## [Requirement]
Locate every line below that contains the word "Frequency" and copy it.

## [Records supplied]
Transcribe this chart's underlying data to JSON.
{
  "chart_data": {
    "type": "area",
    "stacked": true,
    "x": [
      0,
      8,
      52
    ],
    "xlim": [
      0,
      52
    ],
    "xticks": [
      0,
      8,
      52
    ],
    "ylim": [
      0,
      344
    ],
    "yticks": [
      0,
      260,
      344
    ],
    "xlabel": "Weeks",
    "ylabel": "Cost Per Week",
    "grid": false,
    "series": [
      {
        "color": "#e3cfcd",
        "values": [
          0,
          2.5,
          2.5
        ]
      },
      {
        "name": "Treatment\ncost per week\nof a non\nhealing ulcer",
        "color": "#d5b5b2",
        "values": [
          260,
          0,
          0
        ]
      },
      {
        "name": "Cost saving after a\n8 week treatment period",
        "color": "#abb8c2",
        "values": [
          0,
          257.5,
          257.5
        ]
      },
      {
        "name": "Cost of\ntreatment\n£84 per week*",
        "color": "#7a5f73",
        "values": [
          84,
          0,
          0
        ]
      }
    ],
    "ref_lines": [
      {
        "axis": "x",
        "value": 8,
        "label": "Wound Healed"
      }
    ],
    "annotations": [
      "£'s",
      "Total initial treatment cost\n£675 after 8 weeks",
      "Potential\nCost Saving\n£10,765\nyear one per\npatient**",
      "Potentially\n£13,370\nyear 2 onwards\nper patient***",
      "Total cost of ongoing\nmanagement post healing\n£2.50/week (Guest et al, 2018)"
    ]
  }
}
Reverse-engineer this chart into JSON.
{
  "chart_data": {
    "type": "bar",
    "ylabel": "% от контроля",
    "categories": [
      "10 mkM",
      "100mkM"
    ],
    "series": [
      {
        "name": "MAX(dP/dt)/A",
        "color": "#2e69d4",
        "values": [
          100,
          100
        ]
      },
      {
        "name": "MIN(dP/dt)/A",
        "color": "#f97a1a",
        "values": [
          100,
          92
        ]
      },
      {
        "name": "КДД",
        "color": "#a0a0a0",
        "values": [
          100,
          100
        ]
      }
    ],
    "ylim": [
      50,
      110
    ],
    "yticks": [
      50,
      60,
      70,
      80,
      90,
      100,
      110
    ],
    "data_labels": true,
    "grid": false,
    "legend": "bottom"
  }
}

* * *

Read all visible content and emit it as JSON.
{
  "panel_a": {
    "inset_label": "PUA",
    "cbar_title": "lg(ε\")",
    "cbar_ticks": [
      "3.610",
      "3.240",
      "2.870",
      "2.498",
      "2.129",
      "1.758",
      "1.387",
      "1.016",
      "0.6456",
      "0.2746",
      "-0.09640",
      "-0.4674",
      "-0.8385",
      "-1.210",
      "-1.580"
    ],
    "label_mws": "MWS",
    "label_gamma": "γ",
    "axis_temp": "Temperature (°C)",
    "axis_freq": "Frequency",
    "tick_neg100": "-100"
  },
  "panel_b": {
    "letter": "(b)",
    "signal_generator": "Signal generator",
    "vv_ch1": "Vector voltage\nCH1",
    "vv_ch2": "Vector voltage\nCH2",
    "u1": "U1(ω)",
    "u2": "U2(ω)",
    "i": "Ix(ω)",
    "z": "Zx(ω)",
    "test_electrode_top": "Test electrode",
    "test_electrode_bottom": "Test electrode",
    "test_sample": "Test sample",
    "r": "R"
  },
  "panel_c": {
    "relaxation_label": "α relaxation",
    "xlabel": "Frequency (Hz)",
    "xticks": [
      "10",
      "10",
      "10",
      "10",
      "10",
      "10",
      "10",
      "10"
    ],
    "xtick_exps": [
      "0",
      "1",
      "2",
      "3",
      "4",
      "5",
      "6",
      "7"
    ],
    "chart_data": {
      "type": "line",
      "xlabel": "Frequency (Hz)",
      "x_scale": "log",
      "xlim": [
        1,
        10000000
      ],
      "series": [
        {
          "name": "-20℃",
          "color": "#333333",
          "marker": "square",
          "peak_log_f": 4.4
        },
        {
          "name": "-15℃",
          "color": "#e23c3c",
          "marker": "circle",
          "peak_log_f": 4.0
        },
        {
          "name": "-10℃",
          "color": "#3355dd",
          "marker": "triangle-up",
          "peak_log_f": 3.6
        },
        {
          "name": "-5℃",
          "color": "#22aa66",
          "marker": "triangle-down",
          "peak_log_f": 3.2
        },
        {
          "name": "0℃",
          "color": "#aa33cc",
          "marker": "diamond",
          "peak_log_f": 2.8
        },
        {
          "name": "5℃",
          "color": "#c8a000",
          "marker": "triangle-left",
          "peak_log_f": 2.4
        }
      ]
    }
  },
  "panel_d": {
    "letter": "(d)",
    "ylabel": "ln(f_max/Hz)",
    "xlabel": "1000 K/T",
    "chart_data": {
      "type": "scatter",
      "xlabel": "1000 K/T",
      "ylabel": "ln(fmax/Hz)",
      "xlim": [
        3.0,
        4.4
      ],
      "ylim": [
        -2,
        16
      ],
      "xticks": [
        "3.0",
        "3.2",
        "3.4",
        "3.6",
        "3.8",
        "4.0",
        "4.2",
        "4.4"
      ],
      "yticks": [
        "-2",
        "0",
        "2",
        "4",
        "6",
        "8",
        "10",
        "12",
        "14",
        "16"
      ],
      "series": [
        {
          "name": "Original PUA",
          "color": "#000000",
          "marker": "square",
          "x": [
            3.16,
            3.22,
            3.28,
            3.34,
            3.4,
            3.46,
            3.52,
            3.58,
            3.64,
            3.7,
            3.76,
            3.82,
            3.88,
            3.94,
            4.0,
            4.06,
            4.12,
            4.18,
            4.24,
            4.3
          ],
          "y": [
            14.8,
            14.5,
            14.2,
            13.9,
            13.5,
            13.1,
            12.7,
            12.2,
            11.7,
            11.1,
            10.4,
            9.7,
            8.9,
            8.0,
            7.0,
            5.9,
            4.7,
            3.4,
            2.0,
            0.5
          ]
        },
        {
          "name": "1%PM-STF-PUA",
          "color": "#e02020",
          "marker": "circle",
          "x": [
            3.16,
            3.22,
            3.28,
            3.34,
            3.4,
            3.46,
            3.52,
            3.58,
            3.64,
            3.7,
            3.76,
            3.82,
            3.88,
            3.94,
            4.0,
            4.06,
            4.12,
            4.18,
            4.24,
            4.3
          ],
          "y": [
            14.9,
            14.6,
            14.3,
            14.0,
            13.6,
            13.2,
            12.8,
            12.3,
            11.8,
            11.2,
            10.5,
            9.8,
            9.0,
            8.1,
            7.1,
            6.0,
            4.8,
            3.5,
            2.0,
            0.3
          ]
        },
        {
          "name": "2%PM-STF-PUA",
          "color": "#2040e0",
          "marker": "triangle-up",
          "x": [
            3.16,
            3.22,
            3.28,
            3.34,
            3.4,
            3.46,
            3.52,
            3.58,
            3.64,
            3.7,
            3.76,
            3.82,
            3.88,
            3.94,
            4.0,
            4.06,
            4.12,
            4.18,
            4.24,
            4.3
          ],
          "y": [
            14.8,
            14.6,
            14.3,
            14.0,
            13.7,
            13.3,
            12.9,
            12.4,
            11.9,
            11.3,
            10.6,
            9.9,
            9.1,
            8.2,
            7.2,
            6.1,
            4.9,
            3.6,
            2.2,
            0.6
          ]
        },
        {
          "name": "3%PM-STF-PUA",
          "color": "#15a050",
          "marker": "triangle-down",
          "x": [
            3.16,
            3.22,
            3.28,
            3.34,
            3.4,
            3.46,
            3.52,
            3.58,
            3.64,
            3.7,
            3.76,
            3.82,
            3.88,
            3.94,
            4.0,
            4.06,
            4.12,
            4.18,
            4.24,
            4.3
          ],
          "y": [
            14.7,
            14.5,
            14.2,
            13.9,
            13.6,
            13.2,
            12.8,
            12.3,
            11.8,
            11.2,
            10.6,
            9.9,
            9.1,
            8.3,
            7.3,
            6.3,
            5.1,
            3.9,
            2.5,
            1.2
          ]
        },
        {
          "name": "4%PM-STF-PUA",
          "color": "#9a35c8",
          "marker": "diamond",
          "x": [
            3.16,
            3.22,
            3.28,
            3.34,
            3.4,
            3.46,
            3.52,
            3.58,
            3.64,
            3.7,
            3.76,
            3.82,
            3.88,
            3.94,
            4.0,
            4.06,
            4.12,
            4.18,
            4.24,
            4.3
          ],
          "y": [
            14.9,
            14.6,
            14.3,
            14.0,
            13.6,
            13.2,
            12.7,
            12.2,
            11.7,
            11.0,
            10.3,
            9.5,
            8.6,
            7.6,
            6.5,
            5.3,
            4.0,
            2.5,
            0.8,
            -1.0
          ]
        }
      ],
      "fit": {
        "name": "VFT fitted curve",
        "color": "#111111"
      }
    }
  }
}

...

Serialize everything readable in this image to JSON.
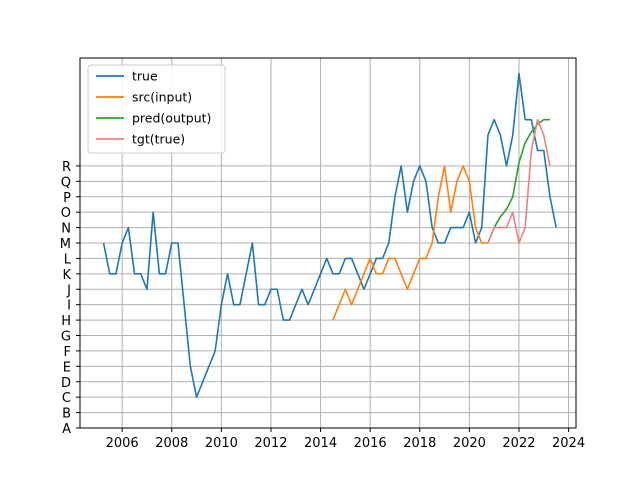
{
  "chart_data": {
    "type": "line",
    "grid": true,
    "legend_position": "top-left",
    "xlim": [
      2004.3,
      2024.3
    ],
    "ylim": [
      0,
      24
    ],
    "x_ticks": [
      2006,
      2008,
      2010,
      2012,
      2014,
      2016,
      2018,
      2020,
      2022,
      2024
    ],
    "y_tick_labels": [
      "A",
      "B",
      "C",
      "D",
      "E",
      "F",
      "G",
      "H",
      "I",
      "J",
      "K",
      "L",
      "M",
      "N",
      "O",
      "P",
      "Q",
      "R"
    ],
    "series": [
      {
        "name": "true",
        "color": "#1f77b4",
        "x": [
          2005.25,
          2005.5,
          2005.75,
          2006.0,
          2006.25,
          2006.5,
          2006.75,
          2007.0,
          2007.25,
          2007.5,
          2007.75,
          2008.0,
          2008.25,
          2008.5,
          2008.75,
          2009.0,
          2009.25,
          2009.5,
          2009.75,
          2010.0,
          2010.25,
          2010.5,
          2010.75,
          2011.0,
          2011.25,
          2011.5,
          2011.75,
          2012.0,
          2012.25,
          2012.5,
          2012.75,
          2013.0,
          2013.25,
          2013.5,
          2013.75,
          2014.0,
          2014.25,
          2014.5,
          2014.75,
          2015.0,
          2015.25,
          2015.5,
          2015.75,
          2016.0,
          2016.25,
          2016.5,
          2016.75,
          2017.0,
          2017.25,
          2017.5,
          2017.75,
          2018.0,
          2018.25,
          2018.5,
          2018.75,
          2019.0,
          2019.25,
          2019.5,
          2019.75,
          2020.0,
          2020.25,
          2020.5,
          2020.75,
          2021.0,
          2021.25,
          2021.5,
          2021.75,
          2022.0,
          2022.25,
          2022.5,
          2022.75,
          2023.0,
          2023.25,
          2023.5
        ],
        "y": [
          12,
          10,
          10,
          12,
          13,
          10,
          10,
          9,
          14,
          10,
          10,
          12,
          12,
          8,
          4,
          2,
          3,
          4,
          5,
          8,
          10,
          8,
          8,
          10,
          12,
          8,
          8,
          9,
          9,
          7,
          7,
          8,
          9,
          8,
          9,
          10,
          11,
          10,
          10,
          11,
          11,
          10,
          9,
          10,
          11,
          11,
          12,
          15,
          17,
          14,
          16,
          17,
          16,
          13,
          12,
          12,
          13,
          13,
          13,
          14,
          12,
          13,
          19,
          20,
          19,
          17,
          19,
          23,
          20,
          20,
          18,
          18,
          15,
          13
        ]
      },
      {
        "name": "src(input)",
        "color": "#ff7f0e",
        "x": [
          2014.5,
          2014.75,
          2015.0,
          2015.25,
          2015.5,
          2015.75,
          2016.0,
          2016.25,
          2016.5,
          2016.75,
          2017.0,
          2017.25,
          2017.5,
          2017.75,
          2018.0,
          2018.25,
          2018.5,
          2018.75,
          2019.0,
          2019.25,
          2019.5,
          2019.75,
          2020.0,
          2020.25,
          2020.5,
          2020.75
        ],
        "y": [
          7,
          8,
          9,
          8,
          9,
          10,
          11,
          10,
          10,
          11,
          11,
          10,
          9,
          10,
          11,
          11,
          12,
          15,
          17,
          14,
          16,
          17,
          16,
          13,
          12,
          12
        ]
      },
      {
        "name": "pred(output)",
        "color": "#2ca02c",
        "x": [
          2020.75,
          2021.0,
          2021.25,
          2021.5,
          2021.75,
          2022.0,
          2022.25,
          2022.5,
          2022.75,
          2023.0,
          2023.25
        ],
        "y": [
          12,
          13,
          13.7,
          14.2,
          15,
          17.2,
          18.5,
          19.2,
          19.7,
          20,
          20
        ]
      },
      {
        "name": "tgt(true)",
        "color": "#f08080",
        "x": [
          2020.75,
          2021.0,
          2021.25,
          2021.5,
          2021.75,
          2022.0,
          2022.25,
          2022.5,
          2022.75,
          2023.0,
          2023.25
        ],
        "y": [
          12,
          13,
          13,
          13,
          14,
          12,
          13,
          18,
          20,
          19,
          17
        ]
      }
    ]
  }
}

## [Exercise solution]
    "axis_freq": "Frequency",
    "xlabel": "Frequency (Hz)",
      "xlabel": "Frequency (Hz)",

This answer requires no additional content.